_WORK TO COMPLETE_
Output nothing but the number of lines that include the word "текст".

━━━━━━

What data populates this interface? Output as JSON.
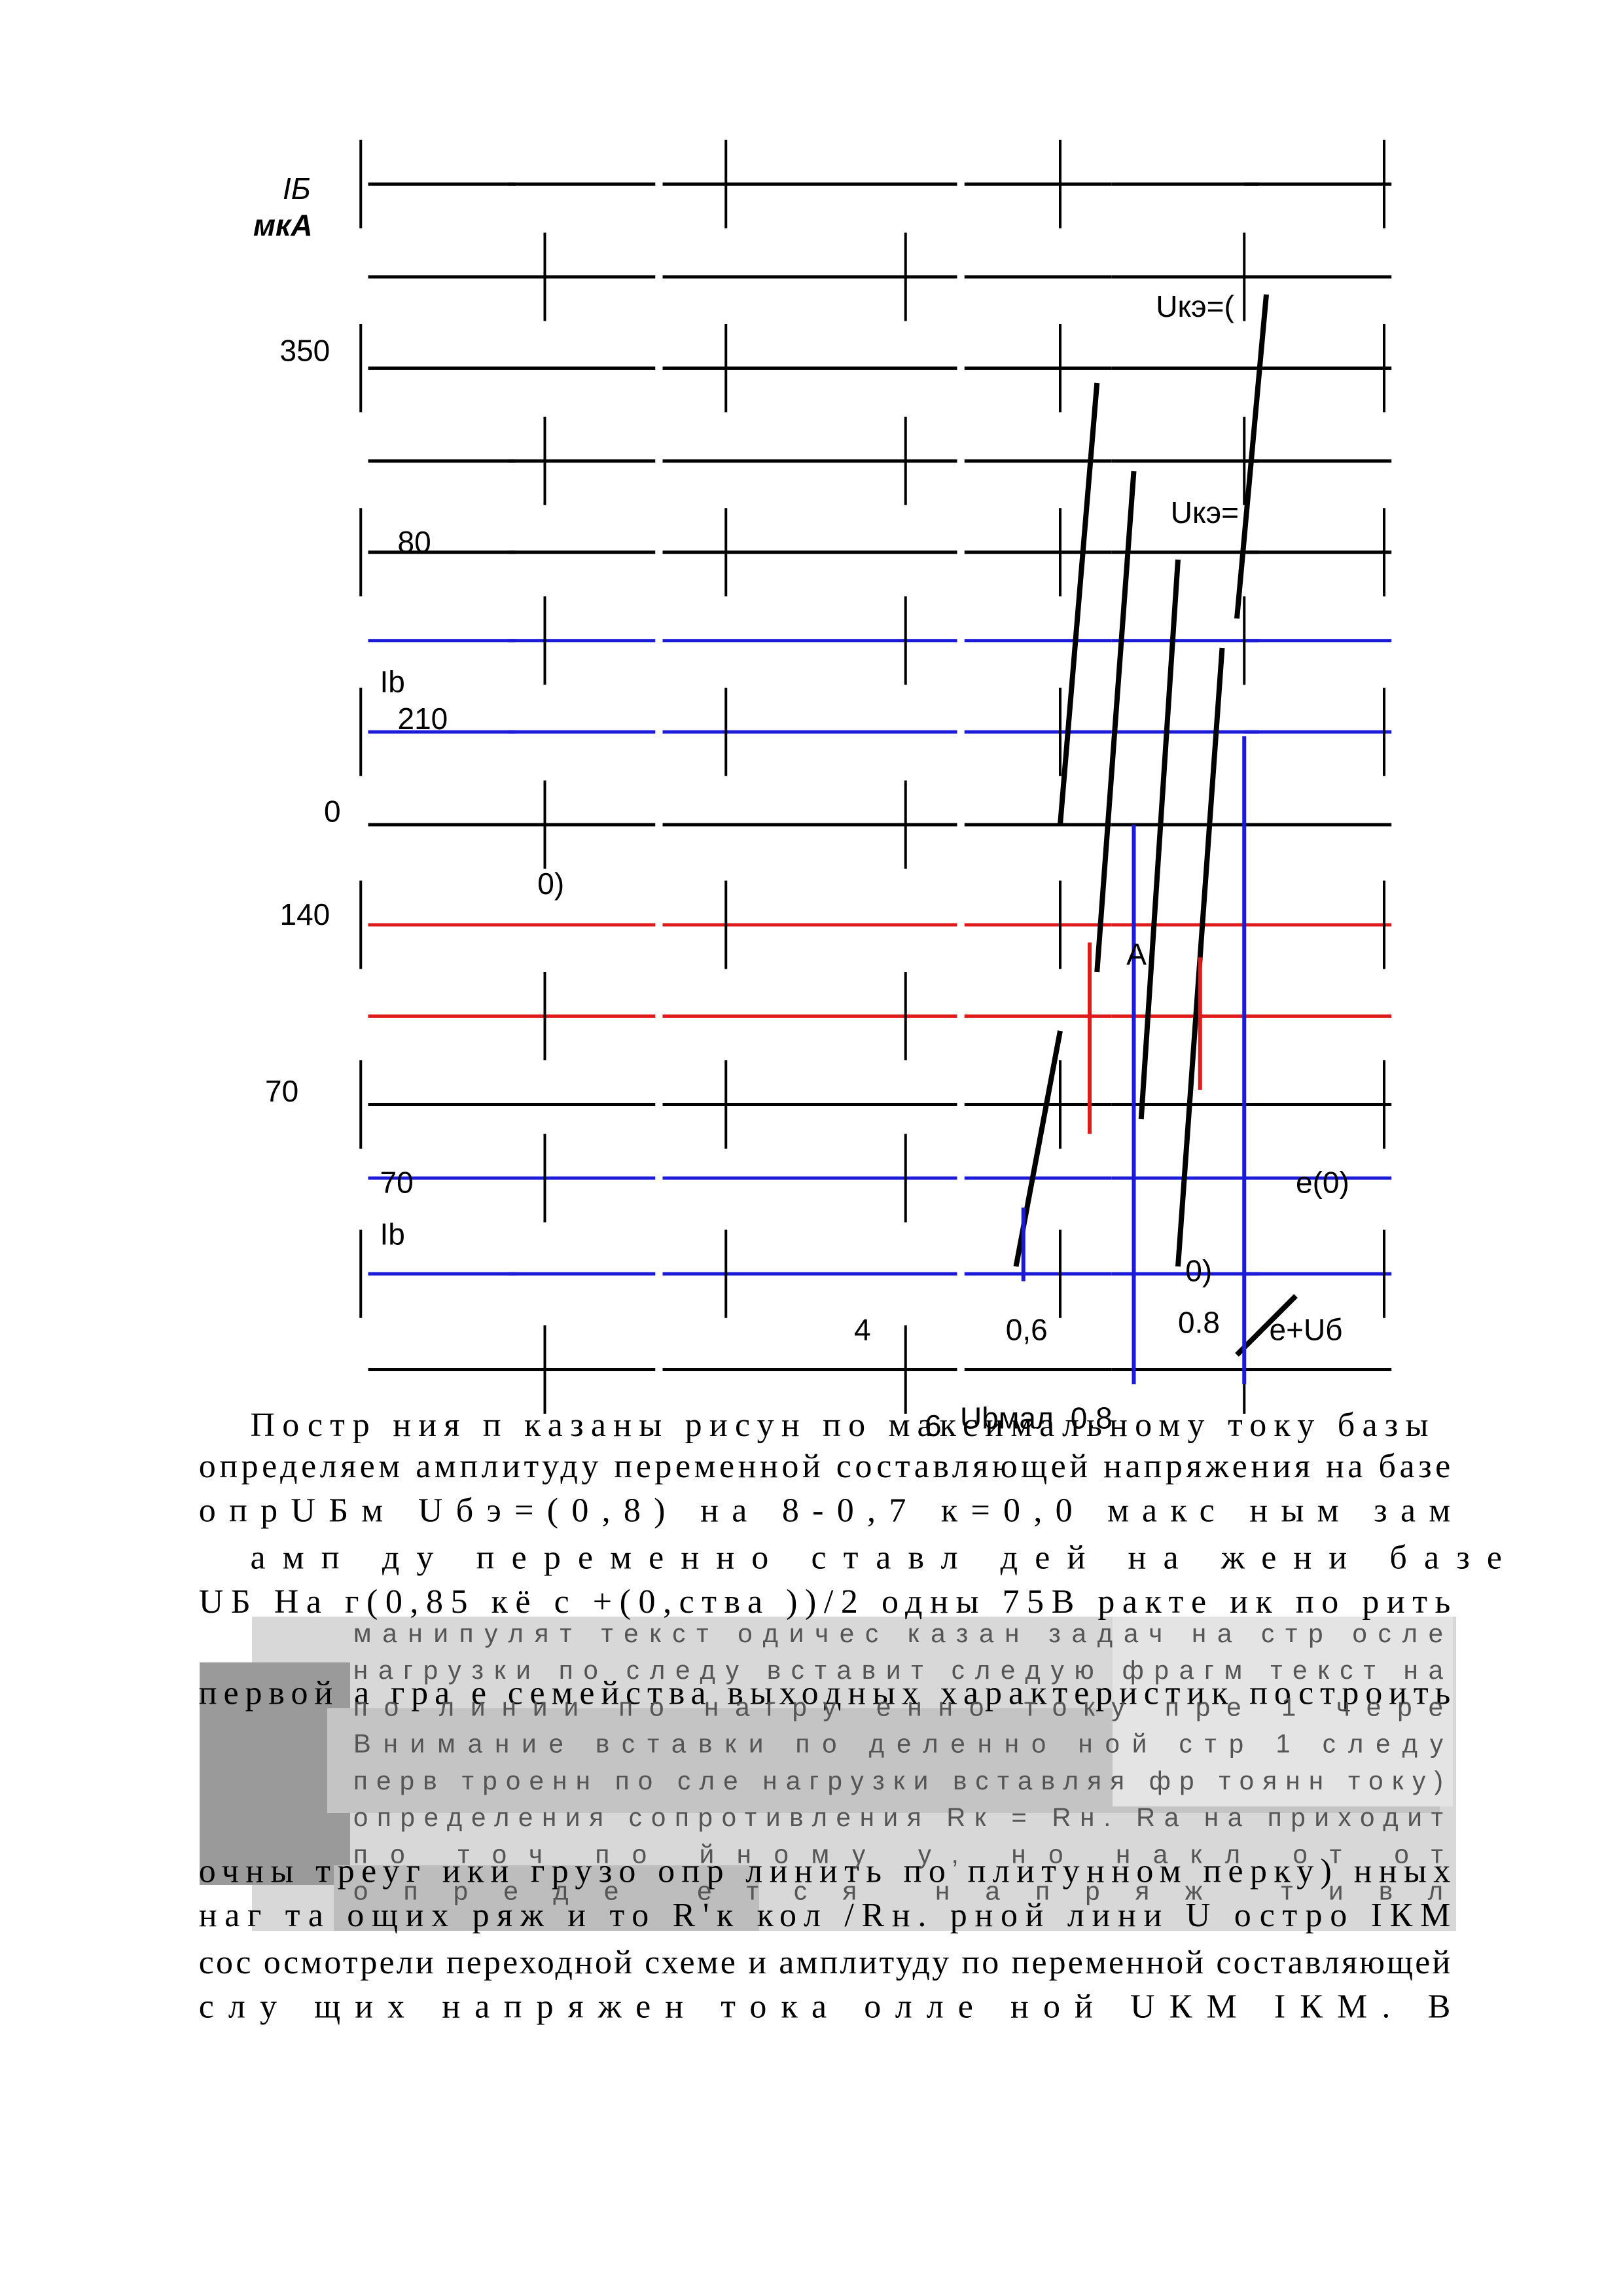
{
  "figure": {
    "labels": [
      "IБ",
      "мкА",
      "350",
      "210",
      "0",
      "140",
      "70",
      "70",
      "Ib",
      "80",
      "4",
      "0,6",
      "6",
      "0.8",
      "Ubмал",
      "Uкэ=(",
      "Uкэ=",
      "e(0)",
      "0)",
      "e+Uб",
      "0.8",
      "Ib",
      "A",
      "0)"
    ]
  },
  "body": {
    "lines": [
      "Постр ния п  казаны   рисун   по  максимальному  току  базы",
      "определяем амплитуду переменной составляющей напряжения на базе",
      "опрUБм Uбэ=(0,8) на 8-0,7 к=0,0 макс  ным  зам",
      "амп  ду переменно  ставл  дей на  жени   базе",
      "UБ  На г(0,85 кё с +(0,ства ))/2 одны 75В ракте  ик по  рить",
      "первой а гра  е семейства выходных характеристик построить",
      "очны  треуг  ики  грузо  опр  линить  по  плитунном  перку)  нных",
      "наг  та  ощих  ряж  и то  R'к  кол  /Rн.  рной лини  U остро  IКМ",
      "сос  осмотрели переходной схеме и амплитуду по переменной составляющей",
      "слу  щих  напряжен   тока  олле  ной  UКМ  IКМ.  В"
    ],
    "fragments": [
      "манипулят текст  одичес  казан  задач  на стр  осле",
      "нагрузки по следу вставит следую фрагм текст на",
      "по линии по нагру енно току пре  1 чере",
      "Внимание вставки по  деленно ной стр 1 следу",
      "перв троенн по сле нагрузки вставляя фр  тоянн  току)",
      "определения сопротивления Rк = Rн. Ra  на  приходит",
      "по  точ  по  йному у, но накл  от  от",
      "опреде  ется  напряж  тивл"
    ]
  }
}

━━━━━━

_TASK ANSWER_
2